-- Start Provided entries --
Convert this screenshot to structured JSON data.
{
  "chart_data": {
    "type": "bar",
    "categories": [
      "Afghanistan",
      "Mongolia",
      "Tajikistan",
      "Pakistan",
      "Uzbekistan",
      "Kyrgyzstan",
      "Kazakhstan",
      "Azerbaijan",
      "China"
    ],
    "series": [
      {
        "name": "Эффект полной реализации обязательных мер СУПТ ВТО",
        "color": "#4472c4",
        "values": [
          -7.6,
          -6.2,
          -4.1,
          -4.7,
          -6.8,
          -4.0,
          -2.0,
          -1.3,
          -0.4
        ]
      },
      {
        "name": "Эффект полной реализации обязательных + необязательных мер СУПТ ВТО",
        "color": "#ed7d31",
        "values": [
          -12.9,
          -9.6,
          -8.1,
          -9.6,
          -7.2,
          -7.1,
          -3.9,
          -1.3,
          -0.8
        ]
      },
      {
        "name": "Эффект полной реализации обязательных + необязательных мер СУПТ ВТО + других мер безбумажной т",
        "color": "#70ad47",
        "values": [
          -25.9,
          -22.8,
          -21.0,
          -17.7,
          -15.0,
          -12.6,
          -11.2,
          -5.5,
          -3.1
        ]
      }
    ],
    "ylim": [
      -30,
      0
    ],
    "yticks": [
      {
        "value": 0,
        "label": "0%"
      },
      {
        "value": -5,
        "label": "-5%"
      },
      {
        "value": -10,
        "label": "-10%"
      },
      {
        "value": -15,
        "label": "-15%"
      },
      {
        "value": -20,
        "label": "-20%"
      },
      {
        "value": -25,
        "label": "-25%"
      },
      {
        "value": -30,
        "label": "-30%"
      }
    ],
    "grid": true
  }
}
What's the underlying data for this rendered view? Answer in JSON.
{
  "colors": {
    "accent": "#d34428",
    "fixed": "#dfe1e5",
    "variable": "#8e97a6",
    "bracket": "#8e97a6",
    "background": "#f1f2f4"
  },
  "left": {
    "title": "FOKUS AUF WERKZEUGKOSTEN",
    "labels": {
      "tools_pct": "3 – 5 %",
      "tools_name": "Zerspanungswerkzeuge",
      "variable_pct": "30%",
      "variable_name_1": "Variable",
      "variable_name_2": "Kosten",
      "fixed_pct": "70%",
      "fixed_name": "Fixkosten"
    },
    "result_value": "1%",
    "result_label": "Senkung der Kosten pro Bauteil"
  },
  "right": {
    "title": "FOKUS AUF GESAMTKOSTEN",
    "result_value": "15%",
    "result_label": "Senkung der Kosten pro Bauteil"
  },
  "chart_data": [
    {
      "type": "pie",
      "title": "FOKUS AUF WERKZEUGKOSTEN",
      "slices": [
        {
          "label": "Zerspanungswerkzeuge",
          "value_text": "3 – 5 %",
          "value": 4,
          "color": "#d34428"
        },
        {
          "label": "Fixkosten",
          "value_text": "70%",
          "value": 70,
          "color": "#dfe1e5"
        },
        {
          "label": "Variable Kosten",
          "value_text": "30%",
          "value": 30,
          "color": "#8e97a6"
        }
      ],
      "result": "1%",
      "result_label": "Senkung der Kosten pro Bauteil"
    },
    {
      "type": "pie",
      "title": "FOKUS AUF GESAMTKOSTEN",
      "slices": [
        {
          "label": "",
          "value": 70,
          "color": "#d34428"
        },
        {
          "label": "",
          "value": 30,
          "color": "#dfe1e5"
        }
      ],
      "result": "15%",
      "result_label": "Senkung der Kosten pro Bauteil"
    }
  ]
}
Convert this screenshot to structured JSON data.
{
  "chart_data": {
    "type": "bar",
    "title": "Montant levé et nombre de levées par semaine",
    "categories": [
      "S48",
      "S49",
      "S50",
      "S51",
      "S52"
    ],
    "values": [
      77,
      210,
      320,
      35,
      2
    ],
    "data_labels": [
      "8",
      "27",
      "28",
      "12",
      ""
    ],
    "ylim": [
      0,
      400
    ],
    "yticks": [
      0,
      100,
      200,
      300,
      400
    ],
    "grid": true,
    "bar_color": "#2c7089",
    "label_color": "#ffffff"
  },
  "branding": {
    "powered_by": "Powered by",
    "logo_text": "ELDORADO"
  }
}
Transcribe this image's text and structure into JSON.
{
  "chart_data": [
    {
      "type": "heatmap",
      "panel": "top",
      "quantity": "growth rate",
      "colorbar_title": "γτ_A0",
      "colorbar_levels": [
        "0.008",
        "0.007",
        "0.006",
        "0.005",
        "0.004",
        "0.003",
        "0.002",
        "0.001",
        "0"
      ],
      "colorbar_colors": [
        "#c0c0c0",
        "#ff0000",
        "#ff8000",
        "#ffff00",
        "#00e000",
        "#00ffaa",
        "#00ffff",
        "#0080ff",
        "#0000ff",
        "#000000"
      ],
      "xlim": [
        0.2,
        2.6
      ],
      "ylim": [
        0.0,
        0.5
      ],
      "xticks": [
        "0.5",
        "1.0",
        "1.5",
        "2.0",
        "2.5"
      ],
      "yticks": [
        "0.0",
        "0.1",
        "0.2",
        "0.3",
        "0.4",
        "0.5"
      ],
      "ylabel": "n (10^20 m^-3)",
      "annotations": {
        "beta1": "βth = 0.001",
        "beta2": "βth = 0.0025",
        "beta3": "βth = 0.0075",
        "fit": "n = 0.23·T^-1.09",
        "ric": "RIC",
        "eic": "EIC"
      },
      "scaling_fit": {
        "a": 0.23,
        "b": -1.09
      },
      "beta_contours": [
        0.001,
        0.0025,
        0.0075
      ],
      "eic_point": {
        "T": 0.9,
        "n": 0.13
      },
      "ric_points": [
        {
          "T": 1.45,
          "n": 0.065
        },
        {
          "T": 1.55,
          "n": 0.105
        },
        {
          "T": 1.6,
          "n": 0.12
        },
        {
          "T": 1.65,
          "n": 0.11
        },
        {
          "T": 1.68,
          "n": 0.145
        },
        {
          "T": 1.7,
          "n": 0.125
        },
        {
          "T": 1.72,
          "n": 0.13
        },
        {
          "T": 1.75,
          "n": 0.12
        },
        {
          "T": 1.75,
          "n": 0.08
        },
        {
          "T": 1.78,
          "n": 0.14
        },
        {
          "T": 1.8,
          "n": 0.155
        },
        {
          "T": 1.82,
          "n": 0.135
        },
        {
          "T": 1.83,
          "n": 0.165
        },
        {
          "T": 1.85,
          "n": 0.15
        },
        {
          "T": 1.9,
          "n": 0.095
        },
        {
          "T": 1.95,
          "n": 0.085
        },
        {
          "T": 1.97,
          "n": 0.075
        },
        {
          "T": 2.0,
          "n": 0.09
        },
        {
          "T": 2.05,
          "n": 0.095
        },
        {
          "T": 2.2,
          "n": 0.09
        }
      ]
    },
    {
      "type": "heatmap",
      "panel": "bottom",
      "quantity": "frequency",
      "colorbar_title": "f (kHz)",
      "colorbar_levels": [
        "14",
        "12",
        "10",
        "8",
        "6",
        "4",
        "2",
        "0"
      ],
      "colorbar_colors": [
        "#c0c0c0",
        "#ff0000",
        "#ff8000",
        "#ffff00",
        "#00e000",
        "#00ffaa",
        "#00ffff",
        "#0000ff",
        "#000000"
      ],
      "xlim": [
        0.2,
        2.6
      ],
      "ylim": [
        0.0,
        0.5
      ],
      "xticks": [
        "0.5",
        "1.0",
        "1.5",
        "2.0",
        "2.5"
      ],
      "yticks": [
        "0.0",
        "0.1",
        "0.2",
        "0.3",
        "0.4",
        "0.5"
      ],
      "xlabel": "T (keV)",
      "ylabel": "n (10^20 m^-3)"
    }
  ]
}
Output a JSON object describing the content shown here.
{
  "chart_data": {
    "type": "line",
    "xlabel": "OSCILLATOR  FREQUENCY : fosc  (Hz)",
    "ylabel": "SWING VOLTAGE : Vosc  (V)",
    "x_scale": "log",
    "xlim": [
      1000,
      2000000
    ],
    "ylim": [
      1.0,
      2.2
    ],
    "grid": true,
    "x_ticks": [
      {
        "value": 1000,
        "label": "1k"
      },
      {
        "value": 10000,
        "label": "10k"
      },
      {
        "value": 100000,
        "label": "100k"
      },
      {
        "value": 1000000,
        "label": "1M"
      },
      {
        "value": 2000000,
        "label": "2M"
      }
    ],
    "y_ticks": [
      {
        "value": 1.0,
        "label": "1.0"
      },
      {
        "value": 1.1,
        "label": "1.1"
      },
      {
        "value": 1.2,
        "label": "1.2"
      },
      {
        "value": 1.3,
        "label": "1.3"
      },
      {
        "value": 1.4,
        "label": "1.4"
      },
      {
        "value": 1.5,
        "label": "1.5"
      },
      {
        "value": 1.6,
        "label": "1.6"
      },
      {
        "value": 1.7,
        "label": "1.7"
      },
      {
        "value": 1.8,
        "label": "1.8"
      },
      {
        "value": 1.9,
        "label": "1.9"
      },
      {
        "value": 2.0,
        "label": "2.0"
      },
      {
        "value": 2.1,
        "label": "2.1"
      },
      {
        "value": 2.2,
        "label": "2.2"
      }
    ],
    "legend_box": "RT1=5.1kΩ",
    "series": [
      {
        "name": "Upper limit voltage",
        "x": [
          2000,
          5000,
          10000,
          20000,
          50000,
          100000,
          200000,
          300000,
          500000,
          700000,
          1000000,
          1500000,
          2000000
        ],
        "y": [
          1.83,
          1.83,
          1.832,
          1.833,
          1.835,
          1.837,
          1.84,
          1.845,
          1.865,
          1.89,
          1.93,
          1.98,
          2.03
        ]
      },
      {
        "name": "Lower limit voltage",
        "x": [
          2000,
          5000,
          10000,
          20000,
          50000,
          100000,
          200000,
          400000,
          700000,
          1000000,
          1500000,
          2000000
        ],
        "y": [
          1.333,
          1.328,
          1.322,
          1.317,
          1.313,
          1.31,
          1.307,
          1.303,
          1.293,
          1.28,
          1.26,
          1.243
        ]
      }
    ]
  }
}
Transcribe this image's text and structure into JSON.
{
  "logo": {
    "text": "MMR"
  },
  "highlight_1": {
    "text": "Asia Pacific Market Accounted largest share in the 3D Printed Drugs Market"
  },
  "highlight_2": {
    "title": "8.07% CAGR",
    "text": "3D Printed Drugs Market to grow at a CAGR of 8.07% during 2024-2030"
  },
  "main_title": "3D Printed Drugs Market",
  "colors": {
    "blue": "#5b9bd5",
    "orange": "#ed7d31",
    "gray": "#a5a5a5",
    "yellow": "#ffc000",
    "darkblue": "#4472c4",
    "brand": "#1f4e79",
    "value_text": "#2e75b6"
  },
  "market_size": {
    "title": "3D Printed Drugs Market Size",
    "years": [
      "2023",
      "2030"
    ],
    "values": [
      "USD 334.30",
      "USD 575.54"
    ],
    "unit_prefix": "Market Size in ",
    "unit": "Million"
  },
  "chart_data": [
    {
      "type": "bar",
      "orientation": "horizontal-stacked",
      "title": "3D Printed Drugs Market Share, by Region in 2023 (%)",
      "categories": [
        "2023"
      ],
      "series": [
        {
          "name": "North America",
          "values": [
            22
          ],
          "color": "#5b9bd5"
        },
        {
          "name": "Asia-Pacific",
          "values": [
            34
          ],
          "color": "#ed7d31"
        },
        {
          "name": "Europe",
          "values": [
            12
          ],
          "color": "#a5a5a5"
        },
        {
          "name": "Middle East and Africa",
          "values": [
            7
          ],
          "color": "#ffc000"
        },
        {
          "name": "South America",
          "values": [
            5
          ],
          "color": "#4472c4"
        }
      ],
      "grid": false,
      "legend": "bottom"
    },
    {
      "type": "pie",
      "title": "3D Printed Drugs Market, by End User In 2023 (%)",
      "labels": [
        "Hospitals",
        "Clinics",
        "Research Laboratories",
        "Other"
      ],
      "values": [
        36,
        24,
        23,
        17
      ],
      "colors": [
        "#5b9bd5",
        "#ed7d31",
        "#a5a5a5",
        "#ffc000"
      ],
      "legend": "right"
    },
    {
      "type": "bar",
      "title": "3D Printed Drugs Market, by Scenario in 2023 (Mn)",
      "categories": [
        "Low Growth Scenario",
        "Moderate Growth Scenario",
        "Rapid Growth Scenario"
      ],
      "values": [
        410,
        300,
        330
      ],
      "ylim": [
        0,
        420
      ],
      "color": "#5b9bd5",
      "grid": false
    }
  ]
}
-- End Provided entries --
Problem statement → Which lines contain "Pacific"? Copy each of them out.

Reply to the task →
    "text": "Asia Pacific Market Accounted largest share in the 3D Printed Drugs Market"
          "name": "Asia-Pacific",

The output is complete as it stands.